[TEXT start]
Open MPI logo

Open MPI User's Mailing List Archives

  |   Home   |   Support   |   FAQ   |   all Open MPI User's mailing list

Subject: Re: [OMPI users] OpenMPI portability problems: debug info isn'thelpful
From: Mike Hanby (mhanby_at_[hidden])
Date: 2008-10-17 10:25:41


Some further clarification, I read a post over on the SGE mailing list
that said the --with-sge is part of ompi 1.3, not 1.2.x.

-----Original Message-----
From: users-bounces_at_[hidden] [mailto:users-bounces_at_[hidden]] On
Behalf Of Aleksej Saushev
Sent: Thursday, October 16, 2008 12:39 PM
To: Open MPI Users
Subject: Re: [OMPI users] OpenMPI portability problems: debug info
isn'thelpful

Jeff Squyres <jsquyres_at_[hidden]> writes:

> On Oct 11, 2008, at 10:20 AM, Aleksej Saushev wrote:
>
>> $ ompi_info | grep oob
>> MCA oob: tcp (MCA v1.0, API v1.0, Component v1.0)
>> MCA rml: oob (MCA v1.0, API v1.0, Component v1.2.7)
>
> Good!
>
>>> $ mpirun --mca rml_base_debug 100 -np 2 skosfile
>> [asau.local:09060] mca: base: components_open: Looking for rml
>> components
>> [asau.local:09060] mca: base: components_open: distilling rml
>> components
>> [asau.local:09060] mca: base: components_open: accepting all
>> rml components
>> [asau.local:09060] mca: base: components_open: opening rml components
>> [asau.local:09060] mca: base: components_open: found loaded
>> component oob
>> [asau.local:09060] mca: base: components_open: component oob
>> open function successful
>> [asau.local:09060] orte_rml_base_select: initializing rml
>> component oob
>> [asau.local:09060] orte_rml_base_select: init returned failure
>
> Ah ha -- this is progress. For some reason, your "oob" RML
> plugin is declining to run. I see that its
> query/initialization function is actually quite short:
>
> if(mca_oob_base_init() != ORTE_SUCCESS)
[TEXT end]
STATED TASK 1: Output the entries, unchanged, from the start of the first one through the line that contains "Point (107, 605, 129, 619)".
[LISTING start]
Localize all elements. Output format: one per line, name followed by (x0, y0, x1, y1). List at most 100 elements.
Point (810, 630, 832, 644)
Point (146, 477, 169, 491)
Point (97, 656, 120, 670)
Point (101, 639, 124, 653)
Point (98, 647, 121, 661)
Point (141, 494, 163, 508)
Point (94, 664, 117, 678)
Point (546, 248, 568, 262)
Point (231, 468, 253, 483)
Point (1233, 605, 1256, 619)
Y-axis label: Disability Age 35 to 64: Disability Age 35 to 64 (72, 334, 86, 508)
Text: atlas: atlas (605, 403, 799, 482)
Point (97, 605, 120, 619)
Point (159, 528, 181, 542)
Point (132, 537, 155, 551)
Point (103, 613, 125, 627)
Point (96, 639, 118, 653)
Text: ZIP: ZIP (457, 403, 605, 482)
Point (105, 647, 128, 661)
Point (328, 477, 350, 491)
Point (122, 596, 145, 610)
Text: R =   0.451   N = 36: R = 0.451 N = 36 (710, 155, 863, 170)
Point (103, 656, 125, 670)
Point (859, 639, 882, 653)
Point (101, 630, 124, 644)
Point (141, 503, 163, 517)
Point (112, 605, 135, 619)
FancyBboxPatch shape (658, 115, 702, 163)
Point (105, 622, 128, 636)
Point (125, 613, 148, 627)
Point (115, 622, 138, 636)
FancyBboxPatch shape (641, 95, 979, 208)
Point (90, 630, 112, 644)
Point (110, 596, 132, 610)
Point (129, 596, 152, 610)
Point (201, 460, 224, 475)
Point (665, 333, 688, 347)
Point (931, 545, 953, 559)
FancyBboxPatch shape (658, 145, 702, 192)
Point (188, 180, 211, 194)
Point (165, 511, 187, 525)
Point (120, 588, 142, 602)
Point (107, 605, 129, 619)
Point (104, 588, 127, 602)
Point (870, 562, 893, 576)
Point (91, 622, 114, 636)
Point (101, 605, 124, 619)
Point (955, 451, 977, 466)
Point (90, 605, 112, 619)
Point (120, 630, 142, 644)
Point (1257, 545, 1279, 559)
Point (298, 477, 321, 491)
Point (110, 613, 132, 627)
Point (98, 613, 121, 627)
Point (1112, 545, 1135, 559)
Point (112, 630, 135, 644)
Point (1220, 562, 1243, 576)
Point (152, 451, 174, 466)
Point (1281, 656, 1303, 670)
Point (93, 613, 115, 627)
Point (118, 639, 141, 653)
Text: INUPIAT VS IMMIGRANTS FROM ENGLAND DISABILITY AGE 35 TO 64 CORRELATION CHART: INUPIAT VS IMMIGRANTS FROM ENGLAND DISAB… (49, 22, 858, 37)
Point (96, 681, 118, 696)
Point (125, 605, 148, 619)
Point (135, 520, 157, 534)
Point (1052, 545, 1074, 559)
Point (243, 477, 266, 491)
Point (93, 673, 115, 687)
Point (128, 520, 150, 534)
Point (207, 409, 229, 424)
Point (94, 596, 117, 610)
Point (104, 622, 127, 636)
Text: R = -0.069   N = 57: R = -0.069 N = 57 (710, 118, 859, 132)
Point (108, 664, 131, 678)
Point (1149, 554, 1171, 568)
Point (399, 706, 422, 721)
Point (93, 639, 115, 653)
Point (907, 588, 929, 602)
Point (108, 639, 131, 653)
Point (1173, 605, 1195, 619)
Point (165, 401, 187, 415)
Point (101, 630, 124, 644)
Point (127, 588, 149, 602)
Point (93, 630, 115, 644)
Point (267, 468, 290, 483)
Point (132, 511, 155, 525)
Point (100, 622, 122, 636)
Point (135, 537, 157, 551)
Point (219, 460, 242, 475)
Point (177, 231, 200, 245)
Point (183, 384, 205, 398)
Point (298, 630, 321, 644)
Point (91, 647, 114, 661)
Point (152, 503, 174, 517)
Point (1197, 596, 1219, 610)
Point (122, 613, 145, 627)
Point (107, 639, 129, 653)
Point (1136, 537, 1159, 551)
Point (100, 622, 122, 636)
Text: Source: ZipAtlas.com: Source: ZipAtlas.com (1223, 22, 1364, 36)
[LISTING end]
STATED TASK 2: Return the passage of the mailing list post from "Open MPI logo" to "Mike Hanby (mhanby_at_[hidden])", copied verbatim.

WRITTEN ANSWER 1:
Localize all elements. Output format: one per line, name followed by (x0, y0, x1, y1). List at most 100 elements.
Point (810, 630, 832, 644)
Point (146, 477, 169, 491)
Point (97, 656, 120, 670)
Point (101, 639, 124, 653)
Point (98, 647, 121, 661)
Point (141, 494, 163, 508)
Point (94, 664, 117, 678)
Point (546, 248, 568, 262)
Point (231, 468, 253, 483)
Point (1233, 605, 1256, 619)
Y-axis label: Disability Age 35 to 64: Disability Age 35 to 64 (72, 334, 86, 508)
Text: atlas: atlas (605, 403, 799, 482)
Point (97, 605, 120, 619)
Point (159, 528, 181, 542)
Point (132, 537, 155, 551)
Point (103, 613, 125, 627)
Point (96, 639, 118, 653)
Text: ZIP: ZIP (457, 403, 605, 482)
Point (105, 647, 128, 661)
Point (328, 477, 350, 491)
Point (122, 596, 145, 610)
Text: R =   0.451   N = 36: R = 0.451 N = 36 (710, 155, 863, 170)
Point (103, 656, 125, 670)
Point (859, 639, 882, 653)
Point (101, 630, 124, 644)
Point (141, 503, 163, 517)
Point (112, 605, 135, 619)
FancyBboxPatch shape (658, 115, 702, 163)
Point (105, 622, 128, 636)
Point (125, 613, 148, 627)
Point (115, 622, 138, 636)
FancyBboxPatch shape (641, 95, 979, 208)
Point (90, 630, 112, 644)
Point (110, 596, 132, 610)
Point (129, 596, 152, 610)
Point (201, 460, 224, 475)
Point (665, 333, 688, 347)
Point (931, 545, 953, 559)
FancyBboxPatch shape (658, 145, 702, 192)
Point (188, 180, 211, 194)
Point (165, 511, 187, 525)
Point (120, 588, 142, 602)
Point (107, 605, 129, 619)

WRITTEN ANSWER 2:
Open MPI logo

Open MPI User's Mailing List Archives

  |   Home   |   Support   |   FAQ   |   all Open MPI User's mailing list

Subject: Re: [OMPI users] OpenMPI portability problems: debug info isn'thelpful
From: Mike Hanby (mhanby_at_[hidden])